**Objective:** Among the entries below, find how many lines carry the word "view" and state only that figure.

**Material provided:**
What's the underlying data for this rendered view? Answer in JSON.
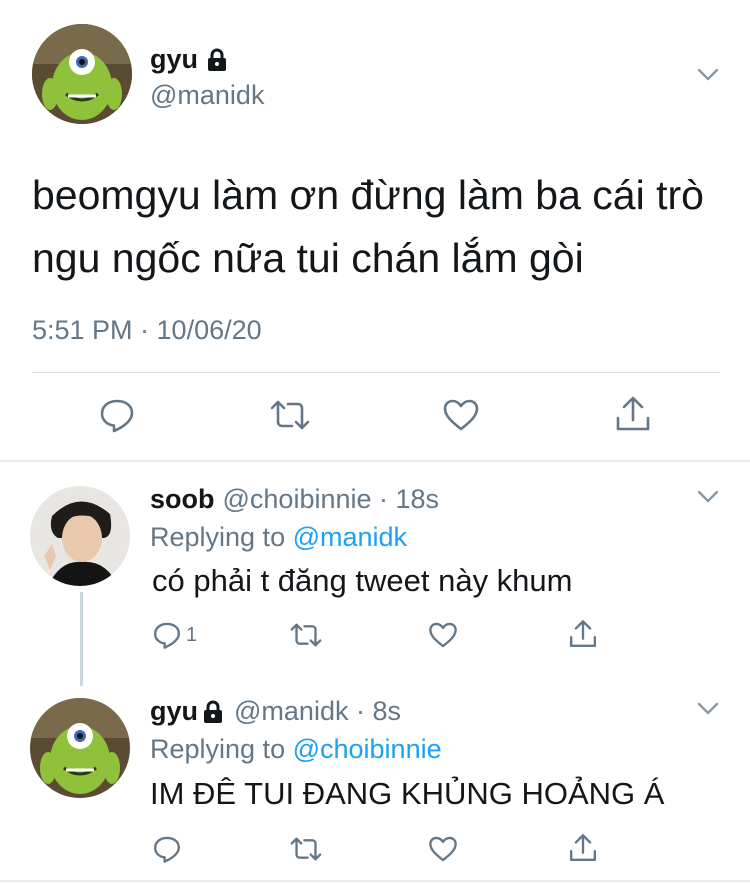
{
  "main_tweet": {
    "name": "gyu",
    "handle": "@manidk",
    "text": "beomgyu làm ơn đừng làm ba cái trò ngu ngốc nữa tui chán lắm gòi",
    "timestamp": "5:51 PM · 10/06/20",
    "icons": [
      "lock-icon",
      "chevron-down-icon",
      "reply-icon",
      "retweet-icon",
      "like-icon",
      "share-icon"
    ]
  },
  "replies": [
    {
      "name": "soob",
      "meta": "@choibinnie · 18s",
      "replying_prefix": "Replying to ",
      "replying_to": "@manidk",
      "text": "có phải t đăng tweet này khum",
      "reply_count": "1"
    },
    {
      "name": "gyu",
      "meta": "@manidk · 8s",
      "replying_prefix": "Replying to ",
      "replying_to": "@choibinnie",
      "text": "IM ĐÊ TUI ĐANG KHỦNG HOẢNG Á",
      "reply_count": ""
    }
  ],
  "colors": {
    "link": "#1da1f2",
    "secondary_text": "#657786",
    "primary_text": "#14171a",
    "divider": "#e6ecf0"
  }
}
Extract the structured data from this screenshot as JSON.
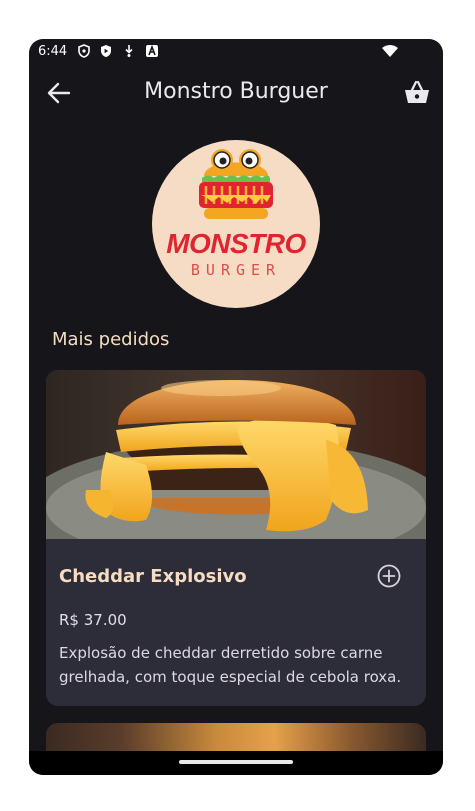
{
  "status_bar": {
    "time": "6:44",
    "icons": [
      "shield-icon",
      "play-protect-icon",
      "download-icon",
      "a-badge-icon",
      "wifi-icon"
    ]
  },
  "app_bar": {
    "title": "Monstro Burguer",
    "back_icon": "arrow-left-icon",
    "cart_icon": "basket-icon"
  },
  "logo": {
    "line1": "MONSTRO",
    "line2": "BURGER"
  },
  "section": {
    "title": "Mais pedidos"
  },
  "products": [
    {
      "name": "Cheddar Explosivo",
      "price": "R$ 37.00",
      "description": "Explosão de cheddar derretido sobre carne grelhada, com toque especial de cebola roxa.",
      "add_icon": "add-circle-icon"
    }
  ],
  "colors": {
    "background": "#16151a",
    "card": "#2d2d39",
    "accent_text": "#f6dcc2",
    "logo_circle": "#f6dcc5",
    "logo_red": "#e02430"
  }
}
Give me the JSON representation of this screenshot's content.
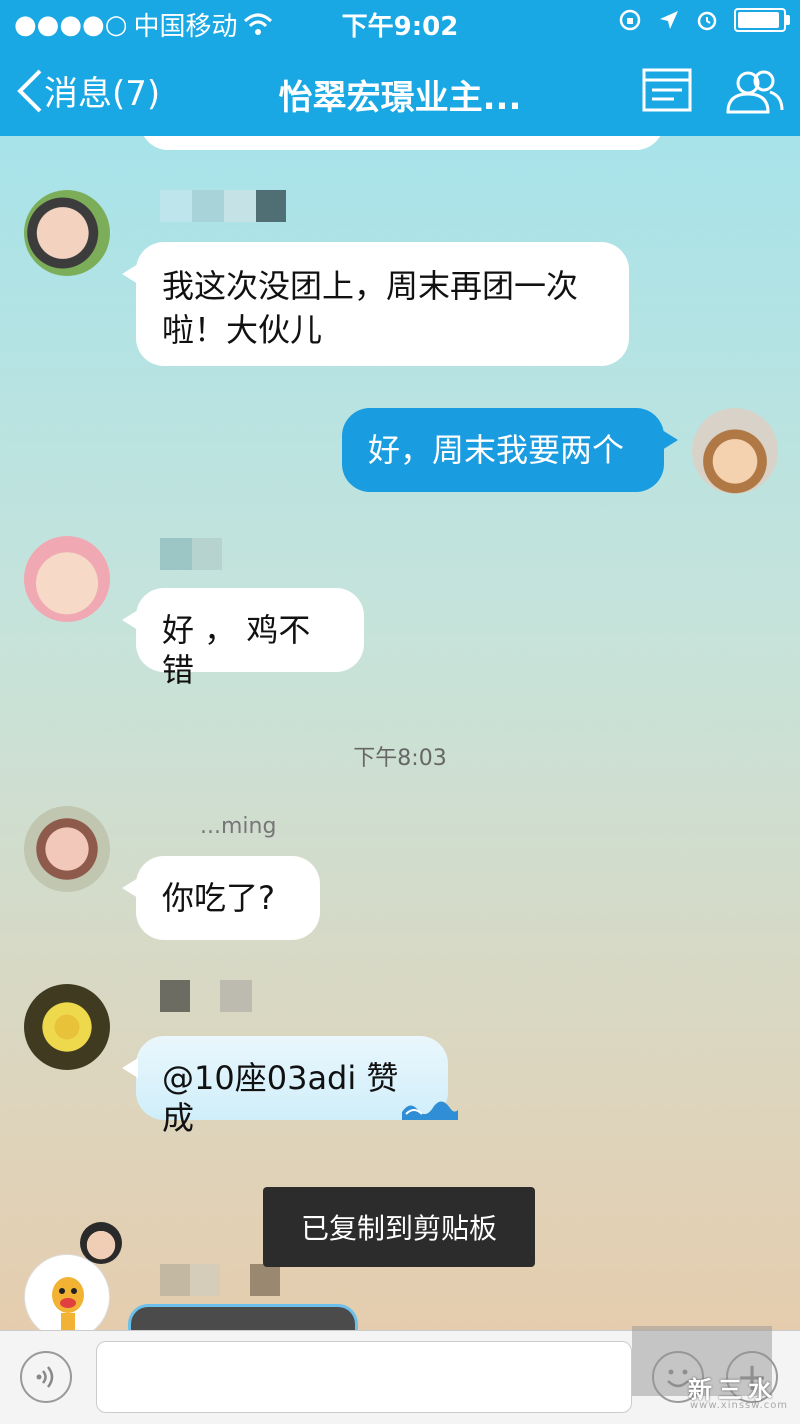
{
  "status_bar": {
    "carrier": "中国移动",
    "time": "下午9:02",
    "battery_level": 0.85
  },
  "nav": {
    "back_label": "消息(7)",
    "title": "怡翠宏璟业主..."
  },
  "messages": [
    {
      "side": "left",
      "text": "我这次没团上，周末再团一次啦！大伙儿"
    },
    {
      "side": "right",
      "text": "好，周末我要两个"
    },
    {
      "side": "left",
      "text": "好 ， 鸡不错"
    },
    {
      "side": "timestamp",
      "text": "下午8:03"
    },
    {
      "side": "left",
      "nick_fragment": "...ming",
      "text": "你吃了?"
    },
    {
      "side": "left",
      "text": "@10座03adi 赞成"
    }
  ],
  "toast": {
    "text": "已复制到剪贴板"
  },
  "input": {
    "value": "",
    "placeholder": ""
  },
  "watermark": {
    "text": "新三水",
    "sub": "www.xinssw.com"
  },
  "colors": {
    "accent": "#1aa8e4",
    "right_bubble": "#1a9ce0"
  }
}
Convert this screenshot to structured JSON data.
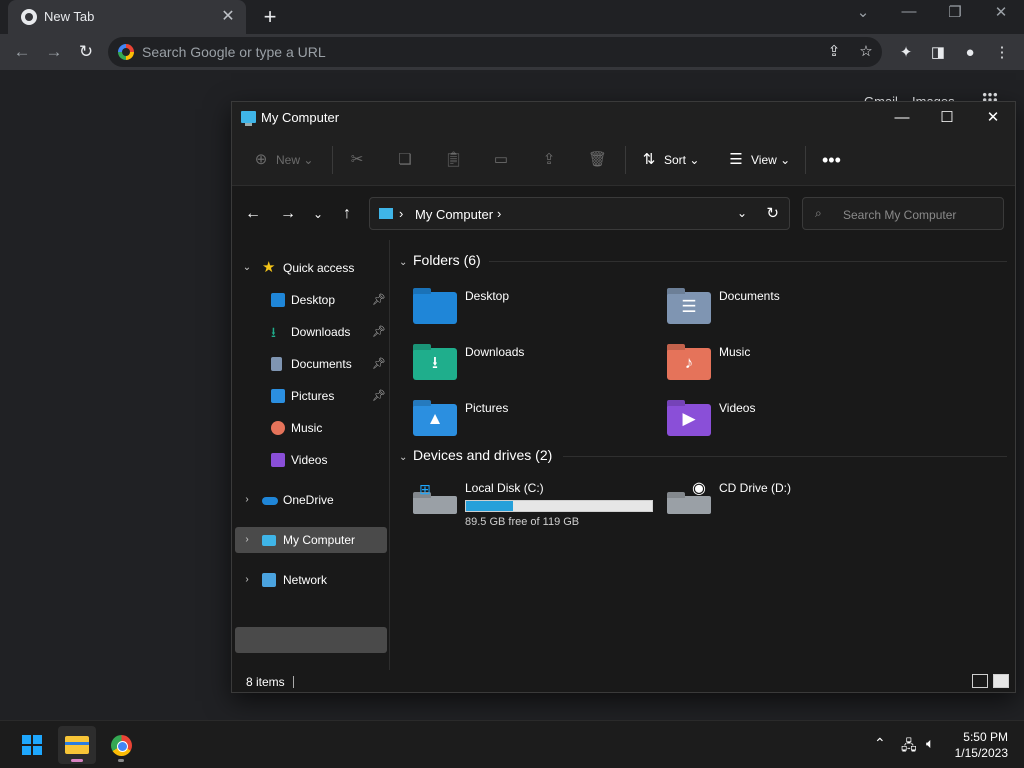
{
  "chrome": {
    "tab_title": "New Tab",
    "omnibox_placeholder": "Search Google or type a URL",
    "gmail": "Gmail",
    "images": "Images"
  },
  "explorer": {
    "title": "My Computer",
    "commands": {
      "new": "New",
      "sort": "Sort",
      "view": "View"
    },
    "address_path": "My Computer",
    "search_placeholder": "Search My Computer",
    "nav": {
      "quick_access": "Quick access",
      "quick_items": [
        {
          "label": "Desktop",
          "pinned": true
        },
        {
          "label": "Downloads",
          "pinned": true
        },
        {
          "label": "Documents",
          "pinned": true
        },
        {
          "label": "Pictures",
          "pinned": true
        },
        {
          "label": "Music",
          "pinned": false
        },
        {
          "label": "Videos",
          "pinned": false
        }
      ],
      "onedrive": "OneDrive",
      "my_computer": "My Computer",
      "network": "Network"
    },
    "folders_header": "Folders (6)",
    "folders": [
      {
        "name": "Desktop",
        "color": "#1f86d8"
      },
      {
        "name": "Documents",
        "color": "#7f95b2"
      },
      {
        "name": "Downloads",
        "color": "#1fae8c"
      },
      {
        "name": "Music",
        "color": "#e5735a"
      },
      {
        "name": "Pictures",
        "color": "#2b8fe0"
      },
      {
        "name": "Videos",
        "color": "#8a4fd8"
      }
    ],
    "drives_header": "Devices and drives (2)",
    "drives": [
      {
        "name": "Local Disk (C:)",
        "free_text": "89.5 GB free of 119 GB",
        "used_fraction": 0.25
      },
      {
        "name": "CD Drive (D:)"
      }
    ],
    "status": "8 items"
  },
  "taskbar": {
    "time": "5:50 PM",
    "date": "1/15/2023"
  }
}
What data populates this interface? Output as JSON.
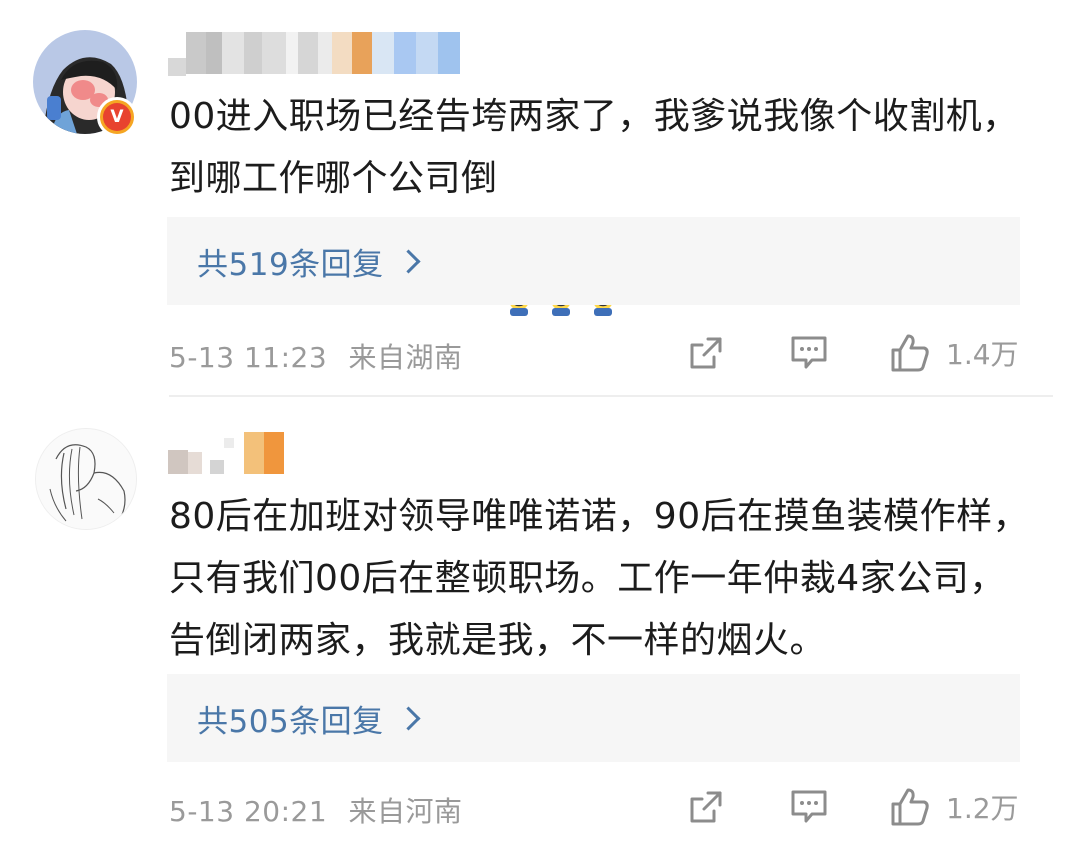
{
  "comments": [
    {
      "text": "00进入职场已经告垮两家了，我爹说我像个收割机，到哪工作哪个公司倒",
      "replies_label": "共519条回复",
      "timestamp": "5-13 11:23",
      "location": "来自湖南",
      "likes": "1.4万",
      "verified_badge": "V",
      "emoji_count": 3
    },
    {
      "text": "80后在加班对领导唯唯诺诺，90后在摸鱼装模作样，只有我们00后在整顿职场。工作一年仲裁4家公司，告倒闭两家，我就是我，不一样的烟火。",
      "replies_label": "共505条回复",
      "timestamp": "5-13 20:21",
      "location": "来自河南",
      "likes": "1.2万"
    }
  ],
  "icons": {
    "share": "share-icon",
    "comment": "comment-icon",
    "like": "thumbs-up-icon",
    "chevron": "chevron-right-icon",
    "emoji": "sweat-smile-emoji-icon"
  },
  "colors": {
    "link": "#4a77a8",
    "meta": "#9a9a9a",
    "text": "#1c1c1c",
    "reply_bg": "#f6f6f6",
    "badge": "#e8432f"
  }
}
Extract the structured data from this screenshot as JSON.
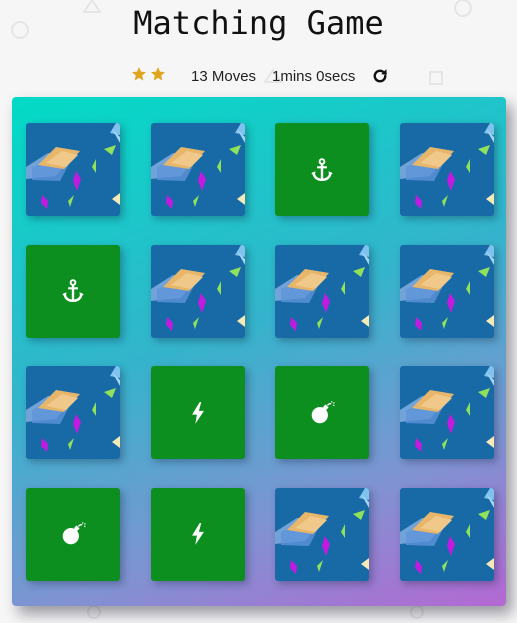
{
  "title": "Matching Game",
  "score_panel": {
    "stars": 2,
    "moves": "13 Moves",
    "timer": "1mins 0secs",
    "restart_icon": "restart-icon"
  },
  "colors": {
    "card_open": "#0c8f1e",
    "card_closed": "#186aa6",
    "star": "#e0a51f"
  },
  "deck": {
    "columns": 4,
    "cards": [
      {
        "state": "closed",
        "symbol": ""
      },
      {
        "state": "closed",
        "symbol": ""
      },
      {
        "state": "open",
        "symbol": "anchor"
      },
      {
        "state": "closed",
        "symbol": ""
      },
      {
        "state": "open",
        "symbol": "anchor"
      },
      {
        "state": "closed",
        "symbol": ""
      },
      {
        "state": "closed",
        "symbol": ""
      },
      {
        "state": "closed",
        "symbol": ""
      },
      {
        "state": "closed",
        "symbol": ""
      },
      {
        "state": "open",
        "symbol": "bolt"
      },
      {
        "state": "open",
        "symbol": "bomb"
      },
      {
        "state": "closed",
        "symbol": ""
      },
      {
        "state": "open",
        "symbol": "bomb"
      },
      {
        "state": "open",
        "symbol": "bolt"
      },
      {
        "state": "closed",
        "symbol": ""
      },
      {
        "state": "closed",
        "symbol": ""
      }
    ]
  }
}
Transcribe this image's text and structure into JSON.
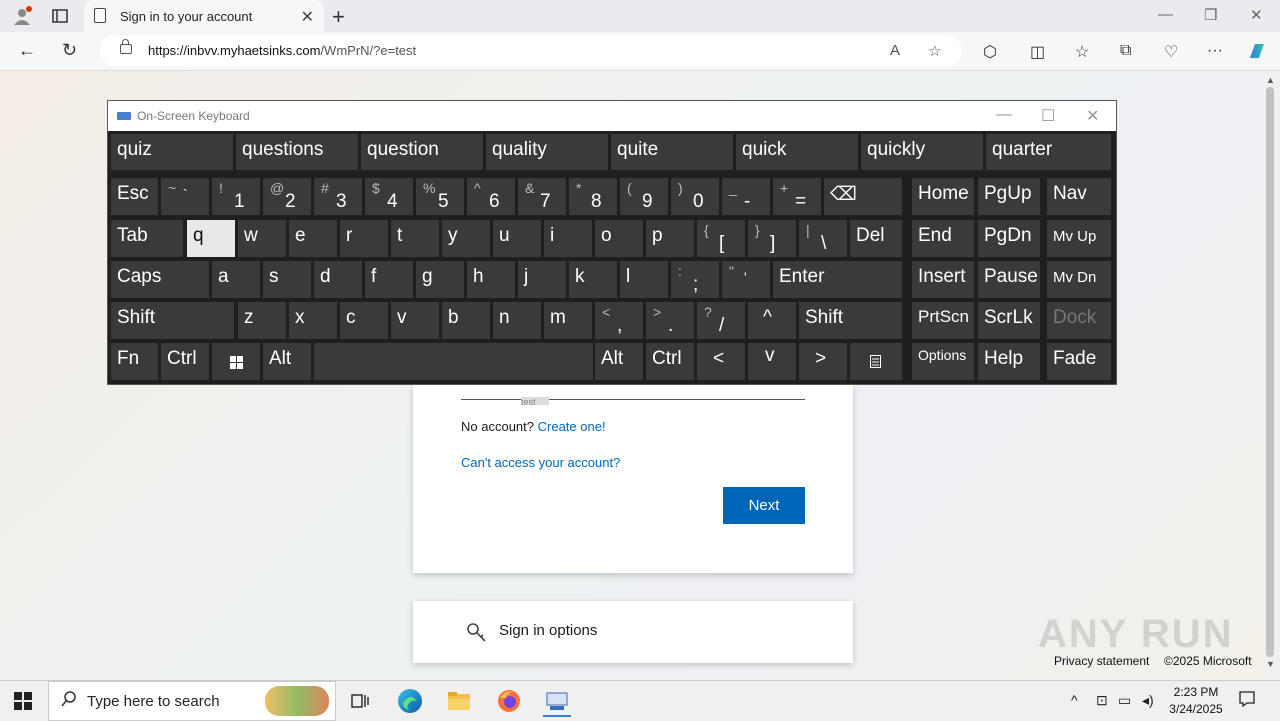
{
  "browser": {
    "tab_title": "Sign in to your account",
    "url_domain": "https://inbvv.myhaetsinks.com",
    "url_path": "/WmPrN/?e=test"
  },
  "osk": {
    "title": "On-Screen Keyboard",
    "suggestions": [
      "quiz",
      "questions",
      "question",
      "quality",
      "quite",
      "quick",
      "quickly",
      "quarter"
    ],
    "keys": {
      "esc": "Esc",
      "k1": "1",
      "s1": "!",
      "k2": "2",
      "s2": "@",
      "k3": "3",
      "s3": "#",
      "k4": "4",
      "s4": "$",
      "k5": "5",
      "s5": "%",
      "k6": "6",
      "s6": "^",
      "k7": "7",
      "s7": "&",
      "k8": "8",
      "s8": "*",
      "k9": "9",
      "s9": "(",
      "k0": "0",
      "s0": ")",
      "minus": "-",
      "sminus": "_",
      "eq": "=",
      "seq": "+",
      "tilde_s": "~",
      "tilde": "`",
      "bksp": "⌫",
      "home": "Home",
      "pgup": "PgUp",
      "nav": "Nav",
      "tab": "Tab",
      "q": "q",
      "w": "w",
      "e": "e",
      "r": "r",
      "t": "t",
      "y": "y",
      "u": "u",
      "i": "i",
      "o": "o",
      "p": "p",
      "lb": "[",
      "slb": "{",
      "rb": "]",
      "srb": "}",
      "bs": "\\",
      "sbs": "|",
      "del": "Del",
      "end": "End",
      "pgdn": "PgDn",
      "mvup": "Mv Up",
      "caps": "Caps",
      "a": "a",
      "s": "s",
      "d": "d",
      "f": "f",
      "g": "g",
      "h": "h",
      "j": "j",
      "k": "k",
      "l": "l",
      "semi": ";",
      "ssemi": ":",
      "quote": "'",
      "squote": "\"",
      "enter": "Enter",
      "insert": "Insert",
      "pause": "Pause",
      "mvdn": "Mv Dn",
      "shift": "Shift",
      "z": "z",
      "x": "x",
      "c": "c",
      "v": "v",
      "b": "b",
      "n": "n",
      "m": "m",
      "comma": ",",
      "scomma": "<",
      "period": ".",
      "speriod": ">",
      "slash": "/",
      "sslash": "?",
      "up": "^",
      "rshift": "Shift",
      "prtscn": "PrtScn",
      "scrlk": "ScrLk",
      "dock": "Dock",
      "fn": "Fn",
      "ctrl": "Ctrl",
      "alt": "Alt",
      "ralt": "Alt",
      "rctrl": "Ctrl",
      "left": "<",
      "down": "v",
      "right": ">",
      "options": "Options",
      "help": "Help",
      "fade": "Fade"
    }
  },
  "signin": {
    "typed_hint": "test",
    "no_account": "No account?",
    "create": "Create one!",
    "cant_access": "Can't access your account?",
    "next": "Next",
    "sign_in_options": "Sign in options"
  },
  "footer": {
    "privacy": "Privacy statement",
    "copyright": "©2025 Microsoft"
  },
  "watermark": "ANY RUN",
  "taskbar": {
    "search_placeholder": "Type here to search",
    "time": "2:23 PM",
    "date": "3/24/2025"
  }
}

**Complete output:** 2